■ PROMPT:
Gather all lines in the records below that include the word "with".

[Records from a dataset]
━━━━━━━━━━━━━━━━
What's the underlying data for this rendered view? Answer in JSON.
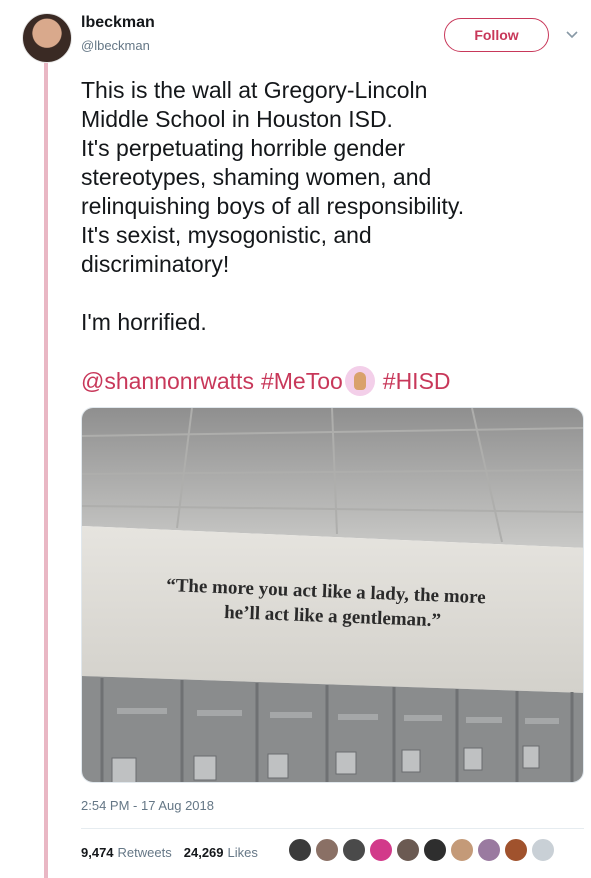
{
  "author": {
    "display_name": "lbeckman",
    "handle": "@lbeckman"
  },
  "follow_label": "Follow",
  "tweet": {
    "text": "This is the wall at Gregory-Lincoln\nMiddle School in Houston ISD.\nIt's perpetuating horrible gender\nstereotypes, shaming women, and\nrelinquishing boys of all responsibility.\nIt's sexist, mysogonistic, and\ndiscriminatory!\n\nI'm horrified.",
    "mention": "@shannonrwatts",
    "hashtag_metoo": "#MeToo",
    "hashtag_hisd": "#HISD"
  },
  "photo": {
    "quote_line1": "“The more you act like a lady, the more",
    "quote_line2": "he’ll act like a gentleman.”"
  },
  "timestamp": "2:54 PM - 17 Aug 2018",
  "stats": {
    "retweets_count": "9,474",
    "retweets_label": "Retweets",
    "likes_count": "24,269",
    "likes_label": "Likes"
  },
  "colors": {
    "accent": "#c8385a",
    "thread_line": "#e9b7c4",
    "text_secondary": "#657786"
  },
  "liker_colors": [
    "#3b3b3b",
    "#8a7065",
    "#4a4a4a",
    "#d23a8a",
    "#6b5a52",
    "#2e2e2e",
    "#c49a78",
    "#9a7aa0",
    "#a0522d",
    "#c9d0d6"
  ]
}
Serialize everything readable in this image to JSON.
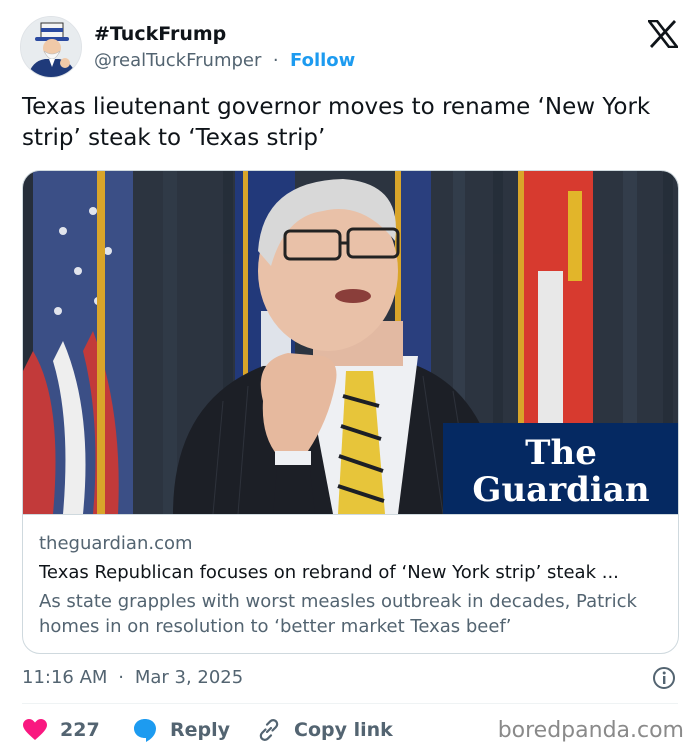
{
  "tweet": {
    "display_name": "#TuckFrump",
    "handle": "@realTuckFrumper",
    "separator": "·",
    "follow_label": "Follow",
    "text": "Texas lieutenant governor moves to rename ‘New York strip’ steak to ‘Texas strip’"
  },
  "card": {
    "image_logo_line1": "The",
    "image_logo_line2": "Guardian",
    "domain": "theguardian.com",
    "title": "Texas Republican focuses on rebrand of ‘New York strip’ steak ...",
    "description": "As state grapples with worst measles outbreak in decades, Patrick homes in on resolution to ‘better market Texas beef’"
  },
  "meta": {
    "time": "11:16 AM",
    "separator": "·",
    "date": "Mar 3, 2025"
  },
  "actions": {
    "like_count": "227",
    "reply_label": "Reply",
    "copy_link_label": "Copy link"
  },
  "watermark": "boredpanda.com",
  "colors": {
    "accent": "#1d9bf0",
    "like": "#f91880",
    "muted": "#536471",
    "guardian_blue": "#052962"
  },
  "icons": [
    "uncle-sam-avatar",
    "x-logo-icon",
    "info-icon",
    "heart-icon",
    "reply-bubble-icon",
    "link-icon"
  ]
}
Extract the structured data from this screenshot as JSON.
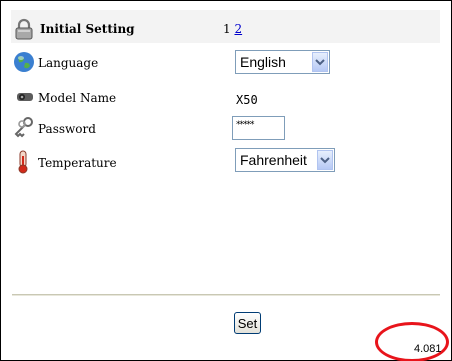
{
  "header": {
    "title": "Initial Setting",
    "page_1": "1",
    "page_2": "2"
  },
  "rows": {
    "language": {
      "label": "Language",
      "value": "English"
    },
    "model": {
      "label": "Model Name",
      "value": "X50"
    },
    "password": {
      "label": "Password",
      "value": "*****"
    },
    "temperature": {
      "label": "Temperature",
      "value": "Fahrenheit"
    }
  },
  "actions": {
    "set_label": "Set"
  },
  "footer": {
    "version": "4.081"
  },
  "colors": {
    "link": "#0000cc",
    "annotation": "#e8141b",
    "header_bg": "#f3f3f3"
  },
  "icons": [
    "lock-icon",
    "globe-icon",
    "projector-icon",
    "keys-icon",
    "thermometer-icon",
    "chevron-down-icon"
  ]
}
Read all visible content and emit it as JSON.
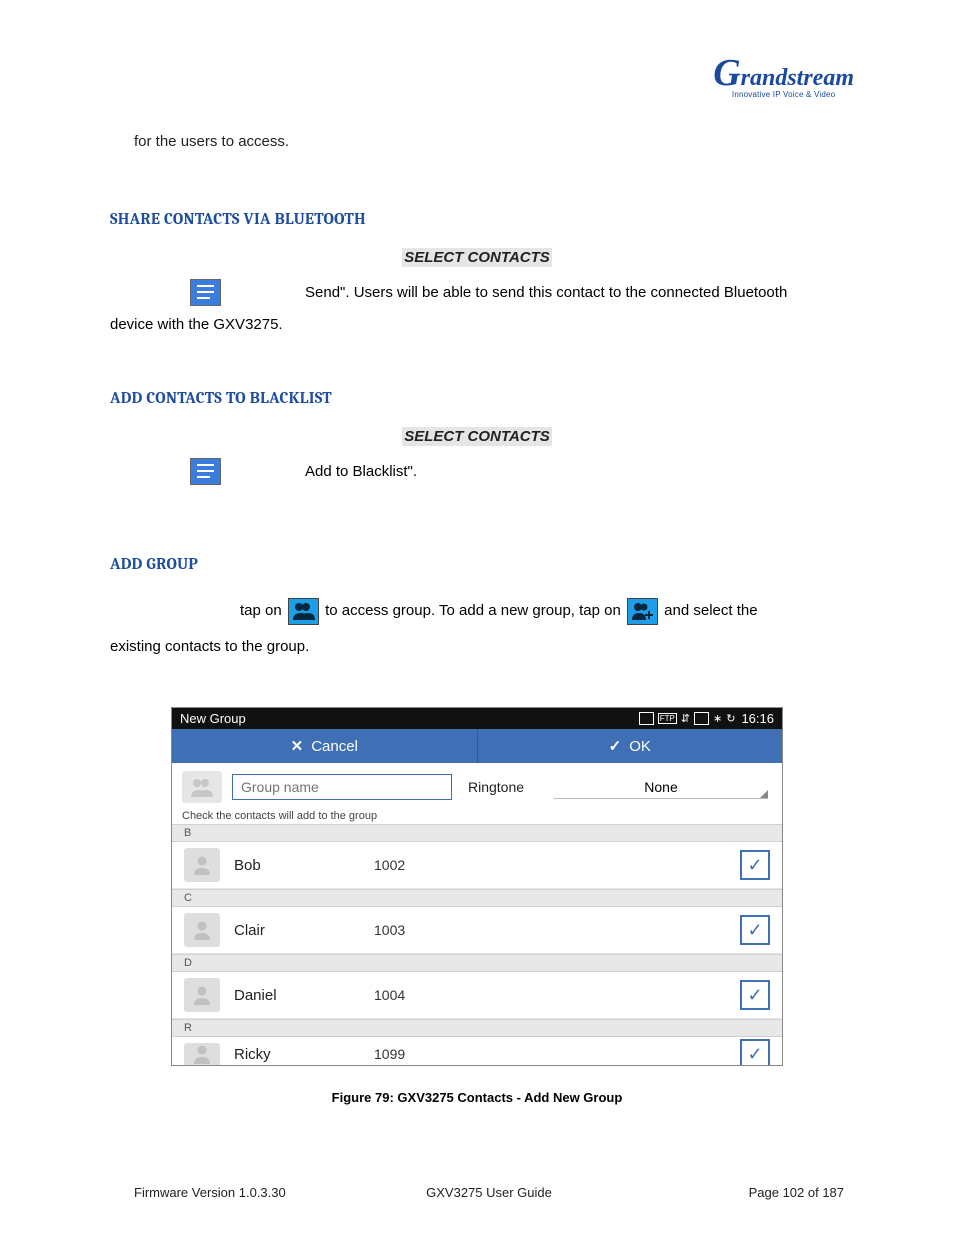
{
  "logo": {
    "tagline": "Innovative IP Voice & Video"
  },
  "intro_text": "for the users to access.",
  "sections": {
    "bluetooth": {
      "heading": "SHARE CONTACTS VIA BLUETOOTH",
      "select_label": "SELECT CONTACTS",
      "text_right": "Send\". Users will be able to send this contact to the connected Bluetooth",
      "text_below": "device with the GXV3275."
    },
    "blacklist": {
      "heading": "ADD CONTACTS TO BLACKLIST",
      "select_label": "SELECT CONTACTS",
      "text_right": "Add to Blacklist\"."
    },
    "addgroup": {
      "heading": "ADD GROUP",
      "text_a": "tap on",
      "text_b": "to access group. To add a new group, tap on",
      "text_c": "and select the",
      "text_d": "existing contacts to the group."
    }
  },
  "screenshot": {
    "titlebar": {
      "title": "New Group",
      "time": "16:16"
    },
    "toolbar": {
      "cancel": "Cancel",
      "ok": "OK"
    },
    "config": {
      "group_placeholder": "Group name",
      "ringtone_label": "Ringtone",
      "ringtone_value": "None",
      "hint": "Check the contacts will add to the group"
    },
    "rows": [
      {
        "divider": "B"
      },
      {
        "name": "Bob",
        "number": "1002",
        "checked": true
      },
      {
        "divider": "C"
      },
      {
        "name": "Clair",
        "number": "1003",
        "checked": true
      },
      {
        "divider": "D"
      },
      {
        "name": "Daniel",
        "number": "1004",
        "checked": true
      },
      {
        "divider": "R"
      },
      {
        "name": "Ricky",
        "number": "1099",
        "checked": true,
        "cut": true
      }
    ]
  },
  "caption": "Figure 79: GXV3275 Contacts - Add New Group",
  "footer": {
    "left": "Firmware Version 1.0.3.30",
    "center": "GXV3275 User Guide",
    "right": "Page 102 of 187"
  }
}
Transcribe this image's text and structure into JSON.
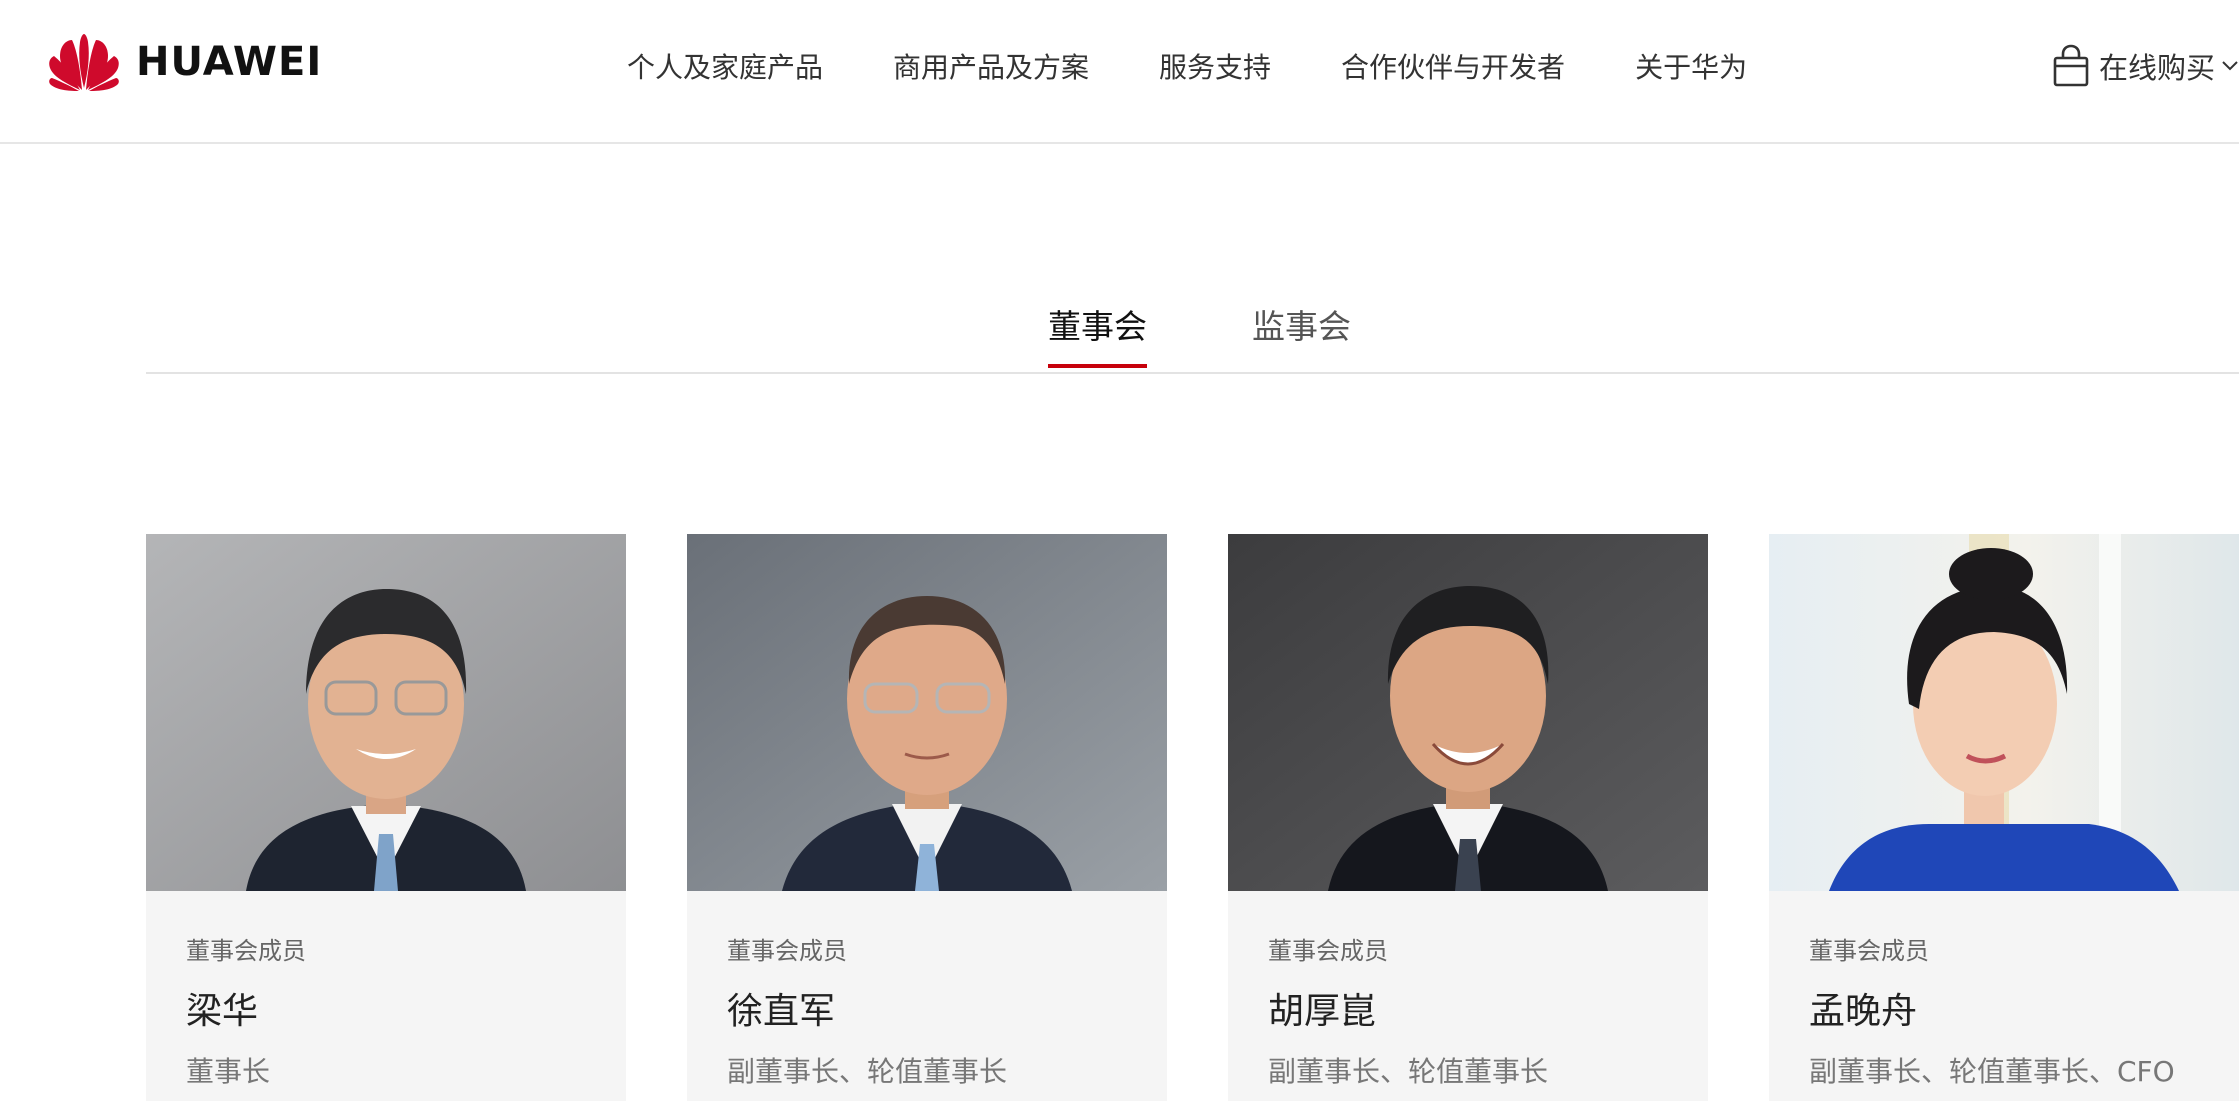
{
  "header": {
    "brand": "HUAWEI",
    "nav": [
      {
        "label": "个人及家庭产品"
      },
      {
        "label": "商用产品及方案"
      },
      {
        "label": "服务支持"
      },
      {
        "label": "合作伙伴与开发者"
      },
      {
        "label": "关于华为"
      }
    ],
    "buy_label": "在线购买"
  },
  "tabs": [
    {
      "label": "董事会",
      "active": true
    },
    {
      "label": "监事会",
      "active": false
    }
  ],
  "members": [
    {
      "tag": "董事会成员",
      "name": "梁华",
      "title": "董事长"
    },
    {
      "tag": "董事会成员",
      "name": "徐直军",
      "title": "副董事长、轮值董事长"
    },
    {
      "tag": "董事会成员",
      "name": "胡厚崑",
      "title": "副董事长、轮值董事长"
    },
    {
      "tag": "董事会成员",
      "name": "孟晚舟",
      "title": "副董事长、轮值董事长、CFO"
    }
  ],
  "colors": {
    "brand_red": "#c7000b",
    "card_bg": "#f5f5f5"
  },
  "icons": {
    "logo": "huawei-flower-logo",
    "cart": "shopping-bag-icon",
    "dropdown": "chevron-down-icon"
  }
}
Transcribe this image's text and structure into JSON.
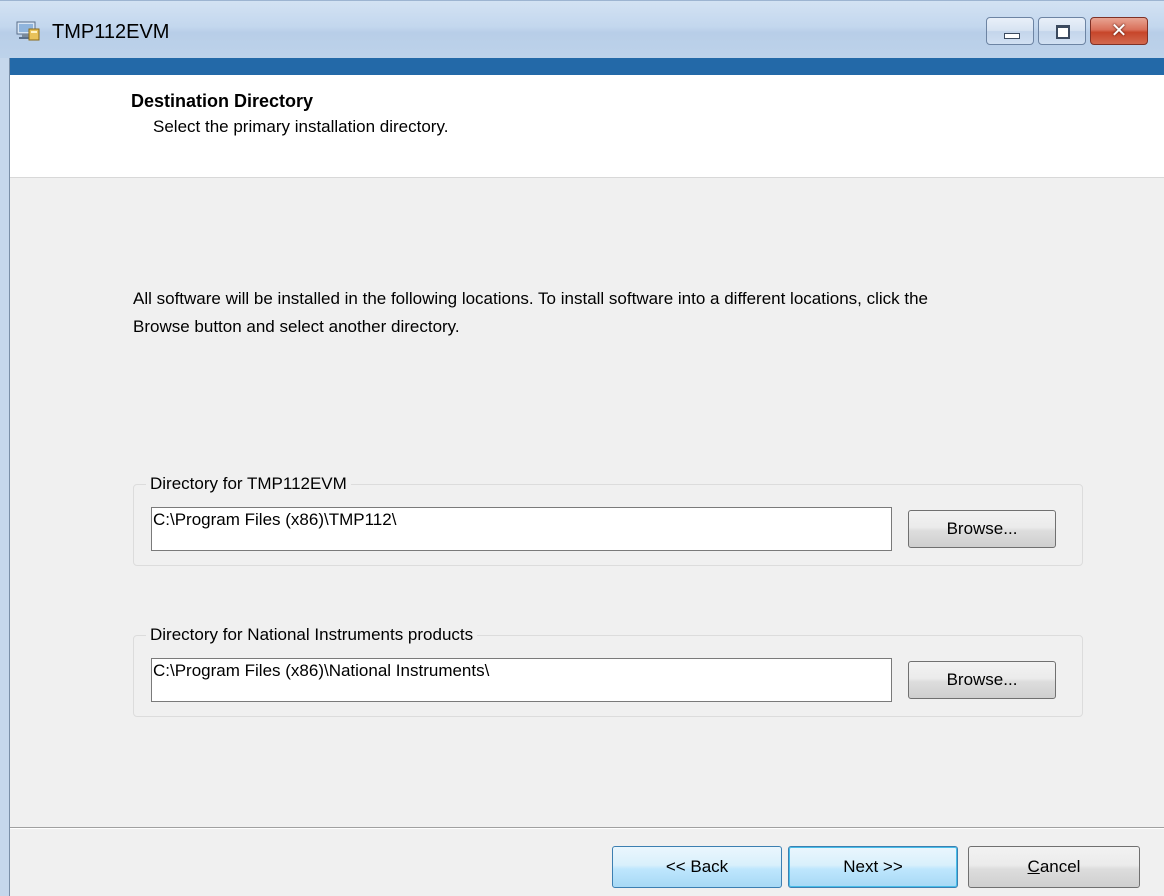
{
  "window": {
    "title": "TMP112EVM",
    "close_glyph": "✕"
  },
  "header": {
    "title": "Destination Directory",
    "subtitle": "Select the primary installation directory."
  },
  "description": "All software will be installed in the following locations. To install software into a different locations, click the Browse button and select another directory.",
  "groups": [
    {
      "legend": "Directory for TMP112EVM",
      "path": "C:\\Program Files (x86)\\TMP112\\",
      "browse_label": "Browse..."
    },
    {
      "legend": "Directory for National Instruments products",
      "path": "C:\\Program Files (x86)\\National Instruments\\",
      "browse_label": "Browse..."
    }
  ],
  "footer": {
    "back_label": "<< Back",
    "next_label": "Next >>",
    "cancel_label_first": "C",
    "cancel_label_rest": "ancel"
  },
  "colors": {
    "accent": "#2369a8",
    "close_button": "#c7462a"
  },
  "icons": {
    "app": "installer-icon",
    "minimize": "minimize-icon",
    "maximize": "maximize-icon",
    "close": "close-icon"
  }
}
━━━━━━━━━━━━━━━━
■ PROBLEM SOLUTION:
    "description": "As state grapples with worst measles outbreak in decades, Patrick homes in on resolution to ‘better market Texas beef’"
      "text_below": "device with the GXV3275."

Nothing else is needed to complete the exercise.